(A run of records)
'''

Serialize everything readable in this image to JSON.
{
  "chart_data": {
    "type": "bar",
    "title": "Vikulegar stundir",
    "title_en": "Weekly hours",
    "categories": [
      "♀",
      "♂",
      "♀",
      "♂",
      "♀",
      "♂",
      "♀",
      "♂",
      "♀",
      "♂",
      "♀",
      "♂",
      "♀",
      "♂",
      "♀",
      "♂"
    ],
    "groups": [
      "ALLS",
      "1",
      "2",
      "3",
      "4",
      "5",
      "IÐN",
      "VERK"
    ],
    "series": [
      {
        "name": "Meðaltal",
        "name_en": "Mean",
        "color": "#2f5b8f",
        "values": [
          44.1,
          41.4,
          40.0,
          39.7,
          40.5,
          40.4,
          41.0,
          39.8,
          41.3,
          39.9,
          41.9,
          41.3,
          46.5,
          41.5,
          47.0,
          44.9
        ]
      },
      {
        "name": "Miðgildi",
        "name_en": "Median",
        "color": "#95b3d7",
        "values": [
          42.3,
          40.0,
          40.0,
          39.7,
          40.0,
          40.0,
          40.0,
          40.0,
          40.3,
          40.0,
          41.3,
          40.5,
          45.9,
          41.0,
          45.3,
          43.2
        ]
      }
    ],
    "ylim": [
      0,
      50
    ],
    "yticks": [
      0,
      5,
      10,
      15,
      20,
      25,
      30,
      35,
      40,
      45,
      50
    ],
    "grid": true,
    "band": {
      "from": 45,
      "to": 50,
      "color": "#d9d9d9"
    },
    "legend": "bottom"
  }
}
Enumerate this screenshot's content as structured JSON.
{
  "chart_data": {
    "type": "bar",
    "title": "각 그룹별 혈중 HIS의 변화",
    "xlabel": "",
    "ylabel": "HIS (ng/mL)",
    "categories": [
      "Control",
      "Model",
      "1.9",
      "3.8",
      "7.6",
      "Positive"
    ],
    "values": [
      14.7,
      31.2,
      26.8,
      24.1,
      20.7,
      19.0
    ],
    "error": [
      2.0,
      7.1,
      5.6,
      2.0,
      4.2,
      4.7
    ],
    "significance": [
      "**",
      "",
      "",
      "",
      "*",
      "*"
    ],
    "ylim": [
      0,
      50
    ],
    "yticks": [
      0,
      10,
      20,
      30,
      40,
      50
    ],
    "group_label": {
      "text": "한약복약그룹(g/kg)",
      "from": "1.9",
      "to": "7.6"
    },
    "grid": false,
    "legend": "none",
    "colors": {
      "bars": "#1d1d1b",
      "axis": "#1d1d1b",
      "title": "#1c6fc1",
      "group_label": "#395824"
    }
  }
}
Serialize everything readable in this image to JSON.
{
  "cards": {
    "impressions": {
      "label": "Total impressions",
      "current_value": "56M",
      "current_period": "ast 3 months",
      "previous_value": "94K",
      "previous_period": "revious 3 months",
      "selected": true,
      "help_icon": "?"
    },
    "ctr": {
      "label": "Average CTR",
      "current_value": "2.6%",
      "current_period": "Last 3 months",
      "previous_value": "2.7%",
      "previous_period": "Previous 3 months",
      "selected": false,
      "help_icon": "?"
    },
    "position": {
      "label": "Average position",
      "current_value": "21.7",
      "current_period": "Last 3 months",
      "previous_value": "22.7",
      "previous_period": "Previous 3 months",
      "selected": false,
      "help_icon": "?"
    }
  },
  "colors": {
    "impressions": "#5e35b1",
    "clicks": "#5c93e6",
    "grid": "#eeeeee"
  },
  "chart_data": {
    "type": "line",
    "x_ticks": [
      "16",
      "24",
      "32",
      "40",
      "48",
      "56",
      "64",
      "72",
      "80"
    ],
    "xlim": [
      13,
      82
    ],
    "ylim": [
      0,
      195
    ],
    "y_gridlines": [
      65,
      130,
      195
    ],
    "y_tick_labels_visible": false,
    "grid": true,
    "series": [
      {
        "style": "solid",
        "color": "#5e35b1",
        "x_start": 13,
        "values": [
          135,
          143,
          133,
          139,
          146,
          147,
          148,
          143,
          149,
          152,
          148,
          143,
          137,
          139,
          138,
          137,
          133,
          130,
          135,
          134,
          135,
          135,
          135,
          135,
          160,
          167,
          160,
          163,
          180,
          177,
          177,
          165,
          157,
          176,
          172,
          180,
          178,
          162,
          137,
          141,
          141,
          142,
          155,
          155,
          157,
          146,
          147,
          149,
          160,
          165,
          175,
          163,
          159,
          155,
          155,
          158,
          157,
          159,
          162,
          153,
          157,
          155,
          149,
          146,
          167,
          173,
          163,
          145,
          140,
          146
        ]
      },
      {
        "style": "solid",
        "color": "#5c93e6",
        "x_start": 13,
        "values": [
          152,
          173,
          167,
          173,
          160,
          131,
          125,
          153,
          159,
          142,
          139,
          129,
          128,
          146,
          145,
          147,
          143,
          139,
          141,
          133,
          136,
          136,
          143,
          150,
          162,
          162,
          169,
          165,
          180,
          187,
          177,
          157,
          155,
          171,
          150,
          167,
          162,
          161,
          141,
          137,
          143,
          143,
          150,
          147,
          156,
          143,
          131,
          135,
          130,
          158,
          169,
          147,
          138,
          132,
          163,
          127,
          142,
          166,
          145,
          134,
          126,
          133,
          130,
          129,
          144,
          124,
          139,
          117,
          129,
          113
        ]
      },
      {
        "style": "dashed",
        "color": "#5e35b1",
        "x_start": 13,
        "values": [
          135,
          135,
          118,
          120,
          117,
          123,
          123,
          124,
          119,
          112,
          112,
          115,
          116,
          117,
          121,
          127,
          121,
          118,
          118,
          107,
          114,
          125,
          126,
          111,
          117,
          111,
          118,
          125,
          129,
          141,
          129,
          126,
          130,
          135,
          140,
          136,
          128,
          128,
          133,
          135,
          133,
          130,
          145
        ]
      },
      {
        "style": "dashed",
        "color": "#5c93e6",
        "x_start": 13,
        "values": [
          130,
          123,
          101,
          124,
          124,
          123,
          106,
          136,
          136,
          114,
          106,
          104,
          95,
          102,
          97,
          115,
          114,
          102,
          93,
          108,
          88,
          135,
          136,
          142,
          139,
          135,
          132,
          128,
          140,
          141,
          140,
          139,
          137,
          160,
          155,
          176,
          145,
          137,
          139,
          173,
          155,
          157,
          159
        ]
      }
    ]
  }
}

'''

# TASK PROMPT
Extract all the entries word for word.

# RESULT
Serialize everything readable in this image to JSON.
{
  "chart_data": {
    "type": "bar",
    "title": "Vikulegar stundir",
    "title_en": "Weekly hours",
    "categories": [
      "♀",
      "♂",
      "♀",
      "♂",
      "♀",
      "♂",
      "♀",
      "♂",
      "♀",
      "♂",
      "♀",
      "♂",
      "♀",
      "♂",
      "♀",
      "♂"
    ],
    "groups": [
      "ALLS",
      "1",
      "2",
      "3",
      "4",
      "5",
      "IÐN",
      "VERK"
    ],
    "series": [
      {
        "name": "Meðaltal",
        "name_en": "Mean",
        "color": "#2f5b8f",
        "values": [
          44.1,
          41.4,
          40.0,
          39.7,
          40.5,
          40.4,
          41.0,
          39.8,
          41.3,
          39.9,
          41.9,
          41.3,
          46.5,
          41.5,
          47.0,
          44.9
        ]
      },
      {
        "name": "Miðgildi",
        "name_en": "Median",
        "color": "#95b3d7",
        "values": [
          42.3,
          40.0,
          40.0,
          39.7,
          40.0,
          40.0,
          40.0,
          40.0,
          40.3,
          40.0,
          41.3,
          40.5,
          45.9,
          41.0,
          45.3,
          43.2
        ]
      }
    ],
    "ylim": [
      0,
      50
    ],
    "yticks": [
      0,
      5,
      10,
      15,
      20,
      25,
      30,
      35,
      40,
      45,
      50
    ],
    "grid": true,
    "band": {
      "from": 45,
      "to": 50,
      "color": "#d9d9d9"
    },
    "legend": "bottom"
  }
}
Enumerate this screenshot's content as structured JSON.
{
  "chart_data": {
    "type": "bar",
    "title": "각 그룹별 혈중 HIS의 변화",
    "xlabel": "",
    "ylabel": "HIS (ng/mL)",
    "categories": [
      "Control",
      "Model",
      "1.9",
      "3.8",
      "7.6",
      "Positive"
    ],
    "values": [
      14.7,
      31.2,
      26.8,
      24.1,
      20.7,
      19.0
    ],
    "error": [
      2.0,
      7.1,
      5.6,
      2.0,
      4.2,
      4.7
    ],
    "significance": [
      "**",
      "",
      "",
      "",
      "*",
      "*"
    ],
    "ylim": [
      0,
      50
    ],
    "yticks": [
      0,
      10,
      20,
      30,
      40,
      50
    ],
    "group_label": {
      "text": "한약복약그룹(g/kg)",
      "from": "1.9",
      "to": "7.6"
    },
    "grid": false,
    "legend": "none",
    "colors": {
      "bars": "#1d1d1b",
      "axis": "#1d1d1b",
      "title": "#1c6fc1",
      "group_label": "#395824"
    }
  }
}
Serialize everything readable in this image to JSON.
{
  "cards": {
    "impressions": {
      "label": "Total impressions",
      "current_value": "56M",
      "current_period": "ast 3 months",
      "previous_value": "94K",
      "previous_period": "revious 3 months",
      "selected": true,
      "help_icon": "?"
    },
    "ctr": {
      "label": "Average CTR",
      "current_value": "2.6%",
      "current_period": "Last 3 months",
      "previous_value": "2.7%",
      "previous_period": "Previous 3 months",
      "selected": false,
      "help_icon": "?"
    },
    "position": {
      "label": "Average position",
      "current_value": "21.7",
      "current_period": "Last 3 months",
      "previous_value": "22.7",
      "previous_period": "Previous 3 months",
      "selected": false,
      "help_icon": "?"
    }
  },
  "colors": {
    "impressions": "#5e35b1",
    "clicks": "#5c93e6",
    "grid": "#eeeeee"
  },
  "chart_data": {
    "type": "line",
    "x_ticks": [
      "16",
      "24",
      "32",
      "40",
      "48",
      "56",
      "64",
      "72",
      "80"
    ],
    "xlim": [
      13,
      82
    ],
    "ylim": [
      0,
      195
    ],
    "y_gridlines": [
      65,
      130,
      195
    ],
    "y_tick_labels_visible": false,
    "grid": true,
    "series": [
      {
        "style": "solid",
        "color": "#5e35b1",
        "x_start": 13,
        "values": [
          135,
          143,
          133,
          139,
          146,
          147,
          148,
          143,
          149,
          152,
          148,
          143,
          137,
          139,
          138,
          137,
          133,
          130,
          135,
          134,
          135,
          135,
          135,
          135,
          160,
          167,
          160,
          163,
          180,
          177,
          177,
          165,
          157,
          176,
          172,
          180,
          178,
          162,
          137,
          141,
          141,
          142,
          155,
          155,
          157,
          146,
          147,
          149,
          160,
          165,
          175,
          163,
          159,
          155,
          155,
          158,
          157,
          159,
          162,
          153,
          157,
          155,
          149,
          146,
          167,
          173,
          163,
          145,
          140,
          146
        ]
      },
      {
        "style": "solid",
        "color": "#5c93e6",
        "x_start": 13,
        "values": [
          152,
          173,
          167,
          173,
          160,
          131,
          125,
          153,
          159,
          142,
          139,
          129,
          128,
          146,
          145,
          147,
          143,
          139,
          141,
          133,
          136,
          136,
          143,
          150,
          162,
          162,
          169,
          165,
          180,
          187,
          177,
          157,
          155,
          171,
          150,
          167,
          162,
          161,
          141,
          137,
          143,
          143,
          150,
          147,
          156,
          143,
          131,
          135,
          130,
          158,
          169,
          147,
          138,
          132,
          163,
          127,
          142,
          166,
          145,
          134,
          126,
          133,
          130,
          129,
          144,
          124,
          139,
          117,
          129,
          113
        ]
      },
      {
        "style": "dashed",
        "color": "#5e35b1",
        "x_start": 13,
        "values": [
          135,
          135,
          118,
          120,
          117,
          123,
          123,
          124,
          119,
          112,
          112,
          115,
          116,
          117,
          121,
          127,
          121,
          118,
          118,
          107,
          114,
          125,
          126,
          111,
          117,
          111,
          118,
          125,
          129,
          141,
          129,
          126,
          130,
          135,
          140,
          136,
          128,
          128,
          133,
          135,
          133,
          130,
          145
        ]
      },
      {
        "style": "dashed",
        "color": "#5c93e6",
        "x_start": 13,
        "values": [
          130,
          123,
          101,
          124,
          124,
          123,
          106,
          136,
          136,
          114,
          106,
          104,
          95,
          102,
          97,
          115,
          114,
          102,
          93,
          108,
          88,
          135,
          136,
          142,
          139,
          135,
          132,
          128,
          140,
          141,
          140,
          139,
          137,
          160,
          155,
          176,
          145,
          137,
          139,
          173,
          155,
          157,
          159
        ]
      }
    ]
  }
}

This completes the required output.